Copy out each line that mentions the word "title".

==== RECORD EXTRACTS ====

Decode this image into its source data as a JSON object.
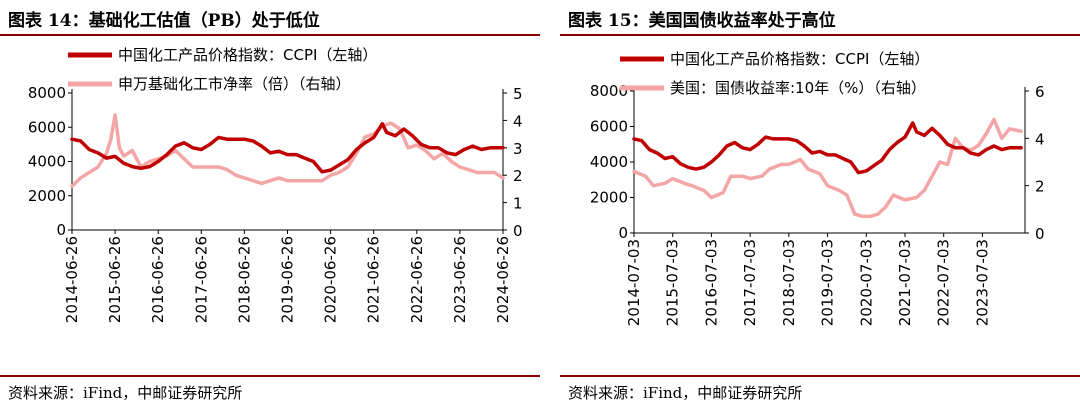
{
  "charts": [
    {
      "title": "图表 14：基础化工估值（PB）处于低位",
      "source": "资料来源：iFind，中邮证券研究所",
      "chart_data": {
        "type": "line",
        "title": "图表 14：基础化工估值（PB）处于低位",
        "x_ticks": [
          "2014-06-26",
          "2015-06-26",
          "2016-06-26",
          "2017-06-26",
          "2018-06-26",
          "2019-06-26",
          "2020-06-26",
          "2021-06-26",
          "2022-06-26",
          "2023-06-26",
          "2024-06-26"
        ],
        "y_left": {
          "min": 0,
          "max": 8000,
          "ticks": [
            "0",
            "2000",
            "4000",
            "6000",
            "8000"
          ]
        },
        "y_right": {
          "min": 0,
          "max": 5,
          "ticks": [
            "0",
            "1",
            "2",
            "3",
            "4",
            "5"
          ]
        },
        "series": [
          {
            "name": "中国化工产品价格指数：CCPI（左轴）",
            "axis": "left",
            "color": "#c00000",
            "x": [
              2014.5,
              2014.7,
              2014.9,
              2015.1,
              2015.3,
              2015.5,
              2015.7,
              2015.9,
              2016.1,
              2016.3,
              2016.5,
              2016.7,
              2016.9,
              2017.1,
              2017.3,
              2017.5,
              2017.7,
              2017.9,
              2018.1,
              2018.3,
              2018.5,
              2018.7,
              2018.9,
              2019.1,
              2019.3,
              2019.5,
              2019.7,
              2019.9,
              2020.1,
              2020.3,
              2020.5,
              2020.7,
              2020.9,
              2021.1,
              2021.3,
              2021.5,
              2021.7,
              2021.8,
              2022.0,
              2022.2,
              2022.4,
              2022.6,
              2022.8,
              2023.0,
              2023.2,
              2023.4,
              2023.6,
              2023.8,
              2024.0,
              2024.2,
              2024.5
            ],
            "y": [
              5300,
              5200,
              4700,
              4500,
              4200,
              4300,
              3900,
              3700,
              3600,
              3700,
              4000,
              4400,
              4900,
              5100,
              4800,
              4700,
              5000,
              5400,
              5300,
              5300,
              5300,
              5200,
              4900,
              4500,
              4600,
              4400,
              4400,
              4200,
              4000,
              3400,
              3500,
              3800,
              4100,
              4700,
              5100,
              5400,
              6200,
              5700,
              5500,
              5900,
              5500,
              5000,
              4800,
              4800,
              4500,
              4400,
              4700,
              4900,
              4700,
              4800,
              4800
            ]
          },
          {
            "name": "申万基础化工市净率（倍）（右轴）",
            "axis": "right",
            "color": "#f4a6a6",
            "x": [
              2014.5,
              2014.7,
              2014.9,
              2015.1,
              2015.3,
              2015.4,
              2015.5,
              2015.6,
              2015.7,
              2015.9,
              2016.1,
              2016.3,
              2016.5,
              2016.7,
              2016.9,
              2017.1,
              2017.3,
              2017.5,
              2017.7,
              2017.9,
              2018.1,
              2018.3,
              2018.5,
              2018.7,
              2018.9,
              2019.1,
              2019.3,
              2019.5,
              2019.7,
              2019.9,
              2020.1,
              2020.3,
              2020.5,
              2020.7,
              2020.9,
              2021.1,
              2021.3,
              2021.5,
              2021.7,
              2021.9,
              2022.1,
              2022.3,
              2022.5,
              2022.7,
              2022.9,
              2023.1,
              2023.3,
              2023.5,
              2023.7,
              2023.9,
              2024.1,
              2024.3,
              2024.5
            ],
            "y": [
              1.6,
              1.9,
              2.1,
              2.3,
              2.8,
              3.3,
              4.2,
              3.0,
              2.7,
              2.9,
              2.3,
              2.5,
              2.6,
              2.7,
              2.9,
              2.6,
              2.3,
              2.3,
              2.3,
              2.3,
              2.2,
              2.0,
              1.9,
              1.8,
              1.7,
              1.8,
              1.9,
              1.8,
              1.8,
              1.8,
              1.8,
              1.8,
              2.0,
              2.1,
              2.3,
              2.8,
              3.4,
              3.5,
              3.8,
              3.9,
              3.7,
              3.0,
              3.1,
              2.9,
              2.6,
              2.8,
              2.5,
              2.3,
              2.2,
              2.1,
              2.1,
              2.1,
              1.9
            ]
          }
        ]
      }
    },
    {
      "title": "图表 15：美国国债收益率处于高位",
      "source": "资料来源：iFind，中邮证券研究所",
      "chart_data": {
        "type": "line",
        "title": "图表 15：美国国债收益率处于高位",
        "x_ticks": [
          "2014-07-03",
          "2015-07-03",
          "2016-07-03",
          "2017-07-03",
          "2018-07-03",
          "2019-07-03",
          "2020-07-03",
          "2021-07-03",
          "2022-07-03",
          "2023-07-03"
        ],
        "y_left": {
          "min": 0,
          "max": 8000,
          "ticks": [
            "0",
            "2000",
            "4000",
            "6000",
            "8000"
          ]
        },
        "y_right": {
          "min": 0,
          "max": 6,
          "ticks": [
            "0",
            "2",
            "4",
            "6"
          ]
        },
        "series": [
          {
            "name": "中国化工产品价格指数：CCPI（左轴）",
            "axis": "left",
            "color": "#c00000",
            "x": [
              2014.5,
              2014.7,
              2014.9,
              2015.1,
              2015.3,
              2015.5,
              2015.7,
              2015.9,
              2016.1,
              2016.3,
              2016.5,
              2016.7,
              2016.9,
              2017.1,
              2017.3,
              2017.5,
              2017.7,
              2017.9,
              2018.1,
              2018.3,
              2018.5,
              2018.7,
              2018.9,
              2019.1,
              2019.3,
              2019.5,
              2019.7,
              2019.9,
              2020.1,
              2020.3,
              2020.5,
              2020.7,
              2020.9,
              2021.1,
              2021.3,
              2021.5,
              2021.7,
              2021.8,
              2022.0,
              2022.2,
              2022.4,
              2022.6,
              2022.8,
              2023.0,
              2023.2,
              2023.4,
              2023.6,
              2023.8,
              2024.0,
              2024.2,
              2024.5
            ],
            "y": [
              5300,
              5200,
              4700,
              4500,
              4200,
              4300,
              3900,
              3700,
              3600,
              3700,
              4000,
              4400,
              4900,
              5100,
              4800,
              4700,
              5000,
              5400,
              5300,
              5300,
              5300,
              5200,
              4900,
              4500,
              4600,
              4400,
              4400,
              4200,
              4000,
              3400,
              3500,
              3800,
              4100,
              4700,
              5100,
              5400,
              6200,
              5700,
              5500,
              5900,
              5500,
              5000,
              4800,
              4800,
              4500,
              4400,
              4700,
              4900,
              4700,
              4800,
              4800
            ]
          },
          {
            "name": "美国：国债收益率:10年（%）（右轴）",
            "axis": "right",
            "color": "#f4a6a6",
            "x": [
              2014.5,
              2014.8,
              2015.0,
              2015.3,
              2015.5,
              2015.8,
              2016.0,
              2016.3,
              2016.5,
              2016.8,
              2017.0,
              2017.3,
              2017.5,
              2017.8,
              2018.0,
              2018.3,
              2018.5,
              2018.8,
              2019.0,
              2019.3,
              2019.5,
              2019.8,
              2020.0,
              2020.2,
              2020.4,
              2020.6,
              2020.8,
              2021.0,
              2021.2,
              2021.5,
              2021.8,
              2022.0,
              2022.2,
              2022.4,
              2022.6,
              2022.8,
              2023.0,
              2023.2,
              2023.4,
              2023.6,
              2023.8,
              2024.0,
              2024.2,
              2024.5
            ],
            "y": [
              2.6,
              2.4,
              2.0,
              2.1,
              2.3,
              2.1,
              2.0,
              1.8,
              1.5,
              1.7,
              2.4,
              2.4,
              2.3,
              2.4,
              2.7,
              2.9,
              2.9,
              3.1,
              2.7,
              2.5,
              2.0,
              1.8,
              1.6,
              0.8,
              0.7,
              0.7,
              0.8,
              1.1,
              1.6,
              1.4,
              1.5,
              1.8,
              2.4,
              3.0,
              2.9,
              4.0,
              3.6,
              3.5,
              3.7,
              4.2,
              4.8,
              4.0,
              4.4,
              4.3
            ]
          }
        ]
      }
    }
  ]
}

====

RESULT OF THIS EXERCISE:
      "title": "图表 14：基础化工估值（PB）处于低位",
        "title": "图表 14：基础化工估值（PB）处于低位",
      "title": "图表 15：美国国债收益率处于高位",
        "title": "图表 15：美国国债收益率处于高位",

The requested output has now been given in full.